## TASK
Return the whole listing, keeping every character the same.

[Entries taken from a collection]
╭──
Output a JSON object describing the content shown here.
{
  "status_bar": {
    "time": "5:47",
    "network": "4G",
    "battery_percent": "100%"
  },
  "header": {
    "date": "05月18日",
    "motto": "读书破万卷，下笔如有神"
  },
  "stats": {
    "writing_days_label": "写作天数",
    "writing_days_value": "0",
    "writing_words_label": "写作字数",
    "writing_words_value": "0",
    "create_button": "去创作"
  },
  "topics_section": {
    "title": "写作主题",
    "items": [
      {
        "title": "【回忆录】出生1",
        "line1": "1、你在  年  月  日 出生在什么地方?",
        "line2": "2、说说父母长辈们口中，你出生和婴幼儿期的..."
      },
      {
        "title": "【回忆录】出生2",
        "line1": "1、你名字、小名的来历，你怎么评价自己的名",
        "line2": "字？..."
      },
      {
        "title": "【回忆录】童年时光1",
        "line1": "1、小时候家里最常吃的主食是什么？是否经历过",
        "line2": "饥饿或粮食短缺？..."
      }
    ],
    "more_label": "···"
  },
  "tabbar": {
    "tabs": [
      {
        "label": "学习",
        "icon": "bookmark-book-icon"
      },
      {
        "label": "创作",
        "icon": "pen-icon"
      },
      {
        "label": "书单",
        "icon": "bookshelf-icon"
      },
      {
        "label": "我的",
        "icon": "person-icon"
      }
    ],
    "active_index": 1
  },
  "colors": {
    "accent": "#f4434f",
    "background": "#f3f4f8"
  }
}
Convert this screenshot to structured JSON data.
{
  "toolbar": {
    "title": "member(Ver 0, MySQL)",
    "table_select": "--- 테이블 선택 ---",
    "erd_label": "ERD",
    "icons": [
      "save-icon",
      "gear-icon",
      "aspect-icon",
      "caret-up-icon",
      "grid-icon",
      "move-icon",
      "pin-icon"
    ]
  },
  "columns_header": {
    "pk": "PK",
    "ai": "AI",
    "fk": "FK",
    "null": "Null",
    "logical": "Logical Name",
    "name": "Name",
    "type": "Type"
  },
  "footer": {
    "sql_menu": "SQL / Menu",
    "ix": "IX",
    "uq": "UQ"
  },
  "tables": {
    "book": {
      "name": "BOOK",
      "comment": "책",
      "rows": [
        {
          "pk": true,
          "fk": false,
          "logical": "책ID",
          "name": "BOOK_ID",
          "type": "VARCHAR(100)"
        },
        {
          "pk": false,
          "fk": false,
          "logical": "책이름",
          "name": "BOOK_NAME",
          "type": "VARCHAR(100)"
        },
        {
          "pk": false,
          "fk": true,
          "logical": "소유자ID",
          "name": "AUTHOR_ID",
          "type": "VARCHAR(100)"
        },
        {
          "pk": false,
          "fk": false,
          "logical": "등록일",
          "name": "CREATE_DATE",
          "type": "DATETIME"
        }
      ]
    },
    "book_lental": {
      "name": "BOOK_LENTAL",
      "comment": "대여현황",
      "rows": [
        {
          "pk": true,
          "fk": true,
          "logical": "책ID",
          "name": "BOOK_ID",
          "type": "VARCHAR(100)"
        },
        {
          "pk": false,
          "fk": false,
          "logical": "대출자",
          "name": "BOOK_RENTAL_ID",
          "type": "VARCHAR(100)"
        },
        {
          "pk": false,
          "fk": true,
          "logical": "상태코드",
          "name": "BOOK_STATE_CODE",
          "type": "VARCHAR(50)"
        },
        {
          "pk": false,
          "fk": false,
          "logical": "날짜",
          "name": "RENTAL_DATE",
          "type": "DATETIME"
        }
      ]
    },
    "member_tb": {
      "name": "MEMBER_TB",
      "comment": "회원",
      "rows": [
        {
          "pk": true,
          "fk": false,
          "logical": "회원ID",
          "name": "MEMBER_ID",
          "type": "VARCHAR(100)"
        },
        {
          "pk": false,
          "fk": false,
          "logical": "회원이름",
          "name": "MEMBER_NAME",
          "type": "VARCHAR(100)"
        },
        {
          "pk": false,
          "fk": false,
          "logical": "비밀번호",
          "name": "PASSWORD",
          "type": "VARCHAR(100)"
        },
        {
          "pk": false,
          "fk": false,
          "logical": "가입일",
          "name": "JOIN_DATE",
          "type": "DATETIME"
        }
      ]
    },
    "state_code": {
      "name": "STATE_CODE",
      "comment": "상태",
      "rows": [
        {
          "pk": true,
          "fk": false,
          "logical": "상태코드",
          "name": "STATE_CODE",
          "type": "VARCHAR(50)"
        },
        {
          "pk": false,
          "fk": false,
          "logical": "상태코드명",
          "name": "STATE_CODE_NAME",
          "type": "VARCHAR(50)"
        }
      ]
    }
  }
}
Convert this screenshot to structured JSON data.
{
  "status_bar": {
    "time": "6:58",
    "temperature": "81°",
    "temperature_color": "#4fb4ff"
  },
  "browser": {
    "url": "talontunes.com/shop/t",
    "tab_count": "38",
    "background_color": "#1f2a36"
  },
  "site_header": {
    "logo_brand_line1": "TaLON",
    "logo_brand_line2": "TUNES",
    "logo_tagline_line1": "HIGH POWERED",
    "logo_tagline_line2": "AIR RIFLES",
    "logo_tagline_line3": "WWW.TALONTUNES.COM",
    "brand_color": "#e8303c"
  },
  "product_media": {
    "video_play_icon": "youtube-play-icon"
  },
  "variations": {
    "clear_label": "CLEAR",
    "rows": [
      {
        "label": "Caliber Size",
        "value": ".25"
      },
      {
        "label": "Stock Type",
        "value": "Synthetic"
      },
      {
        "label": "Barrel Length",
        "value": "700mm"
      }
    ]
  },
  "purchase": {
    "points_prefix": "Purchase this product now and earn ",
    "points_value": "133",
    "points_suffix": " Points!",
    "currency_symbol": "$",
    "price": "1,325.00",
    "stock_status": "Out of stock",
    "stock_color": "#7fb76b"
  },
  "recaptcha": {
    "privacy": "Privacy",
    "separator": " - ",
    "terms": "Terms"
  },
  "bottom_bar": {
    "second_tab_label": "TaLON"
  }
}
╰──
## ANSWER TO THE EXERCISE
Output a JSON object describing the content shown here.
{
  "status_bar": {
    "time": "5:47",
    "network": "4G",
    "battery_percent": "100%"
  },
  "header": {
    "date": "05月18日",
    "motto": "读书破万卷，下笔如有神"
  },
  "stats": {
    "writing_days_label": "写作天数",
    "writing_days_value": "0",
    "writing_words_label": "写作字数",
    "writing_words_value": "0",
    "create_button": "去创作"
  },
  "topics_section": {
    "title": "写作主题",
    "items": [
      {
        "title": "【回忆录】出生1",
        "line1": "1、你在  年  月  日 出生在什么地方?",
        "line2": "2、说说父母长辈们口中，你出生和婴幼儿期的..."
      },
      {
        "title": "【回忆录】出生2",
        "line1": "1、你名字、小名的来历，你怎么评价自己的名",
        "line2": "字？..."
      },
      {
        "title": "【回忆录】童年时光1",
        "line1": "1、小时候家里最常吃的主食是什么？是否经历过",
        "line2": "饥饿或粮食短缺？..."
      }
    ],
    "more_label": "···"
  },
  "tabbar": {
    "tabs": [
      {
        "label": "学习",
        "icon": "bookmark-book-icon"
      },
      {
        "label": "创作",
        "icon": "pen-icon"
      },
      {
        "label": "书单",
        "icon": "bookshelf-icon"
      },
      {
        "label": "我的",
        "icon": "person-icon"
      }
    ],
    "active_index": 1
  },
  "colors": {
    "accent": "#f4434f",
    "background": "#f3f4f8"
  }
}
Convert this screenshot to structured JSON data.
{
  "toolbar": {
    "title": "member(Ver 0, MySQL)",
    "table_select": "--- 테이블 선택 ---",
    "erd_label": "ERD",
    "icons": [
      "save-icon",
      "gear-icon",
      "aspect-icon",
      "caret-up-icon",
      "grid-icon",
      "move-icon",
      "pin-icon"
    ]
  },
  "columns_header": {
    "pk": "PK",
    "ai": "AI",
    "fk": "FK",
    "null": "Null",
    "logical": "Logical Name",
    "name": "Name",
    "type": "Type"
  },
  "footer": {
    "sql_menu": "SQL / Menu",
    "ix": "IX",
    "uq": "UQ"
  },
  "tables": {
    "book": {
      "name": "BOOK",
      "comment": "책",
      "rows": [
        {
          "pk": true,
          "fk": false,
          "logical": "책ID",
          "name": "BOOK_ID",
          "type": "VARCHAR(100)"
        },
        {
          "pk": false,
          "fk": false,
          "logical": "책이름",
          "name": "BOOK_NAME",
          "type": "VARCHAR(100)"
        },
        {
          "pk": false,
          "fk": true,
          "logical": "소유자ID",
          "name": "AUTHOR_ID",
          "type": "VARCHAR(100)"
        },
        {
          "pk": false,
          "fk": false,
          "logical": "등록일",
          "name": "CREATE_DATE",
          "type": "DATETIME"
        }
      ]
    },
    "book_lental": {
      "name": "BOOK_LENTAL",
      "comment": "대여현황",
      "rows": [
        {
          "pk": true,
          "fk": true,
          "logical": "책ID",
          "name": "BOOK_ID",
          "type": "VARCHAR(100)"
        },
        {
          "pk": false,
          "fk": false,
          "logical": "대출자",
          "name": "BOOK_RENTAL_ID",
          "type": "VARCHAR(100)"
        },
        {
          "pk": false,
          "fk": true,
          "logical": "상태코드",
          "name": "BOOK_STATE_CODE",
          "type": "VARCHAR(50)"
        },
        {
          "pk": false,
          "fk": false,
          "logical": "날짜",
          "name": "RENTAL_DATE",
          "type": "DATETIME"
        }
      ]
    },
    "member_tb": {
      "name": "MEMBER_TB",
      "comment": "회원",
      "rows": [
        {
          "pk": true,
          "fk": false,
          "logical": "회원ID",
          "name": "MEMBER_ID",
          "type": "VARCHAR(100)"
        },
        {
          "pk": false,
          "fk": false,
          "logical": "회원이름",
          "name": "MEMBER_NAME",
          "type": "VARCHAR(100)"
        },
        {
          "pk": false,
          "fk": false,
          "logical": "비밀번호",
          "name": "PASSWORD",
          "type": "VARCHAR(100)"
        },
        {
          "pk": false,
          "fk": false,
          "logical": "가입일",
          "name": "JOIN_DATE",
          "type": "DATETIME"
        }
      ]
    },
    "state_code": {
      "name": "STATE_CODE",
      "comment": "상태",
      "rows": [
        {
          "pk": true,
          "fk": false,
          "logical": "상태코드",
          "name": "STATE_CODE",
          "type": "VARCHAR(50)"
        },
        {
          "pk": false,
          "fk": false,
          "logical": "상태코드명",
          "name": "STATE_CODE_NAME",
          "type": "VARCHAR(50)"
        }
      ]
    }
  }
}
Convert this screenshot to structured JSON data.
{
  "status_bar": {
    "time": "6:58",
    "temperature": "81°",
    "temperature_color": "#4fb4ff"
  },
  "browser": {
    "url": "talontunes.com/shop/t",
    "tab_count": "38",
    "background_color": "#1f2a36"
  },
  "site_header": {
    "logo_brand_line1": "TaLON",
    "logo_brand_line2": "TUNES",
    "logo_tagline_line1": "HIGH POWERED",
    "logo_tagline_line2": "AIR RIFLES",
    "logo_tagline_line3": "WWW.TALONTUNES.COM",
    "brand_color": "#e8303c"
  },
  "product_media": {
    "video_play_icon": "youtube-play-icon"
  },
  "variations": {
    "clear_label": "CLEAR",
    "rows": [
      {
        "label": "Caliber Size",
        "value": ".25"
      },
      {
        "label": "Stock Type",
        "value": "Synthetic"
      },
      {
        "label": "Barrel Length",
        "value": "700mm"
      }
    ]
  },
  "purchase": {
    "points_prefix": "Purchase this product now and earn ",
    "points_value": "133",
    "points_suffix": " Points!",
    "currency_symbol": "$",
    "price": "1,325.00",
    "stock_status": "Out of stock",
    "stock_color": "#7fb76b"
  },
  "recaptcha": {
    "privacy": "Privacy",
    "separator": " - ",
    "terms": "Terms"
  },
  "bottom_bar": {
    "second_tab_label": "TaLON"
  }
}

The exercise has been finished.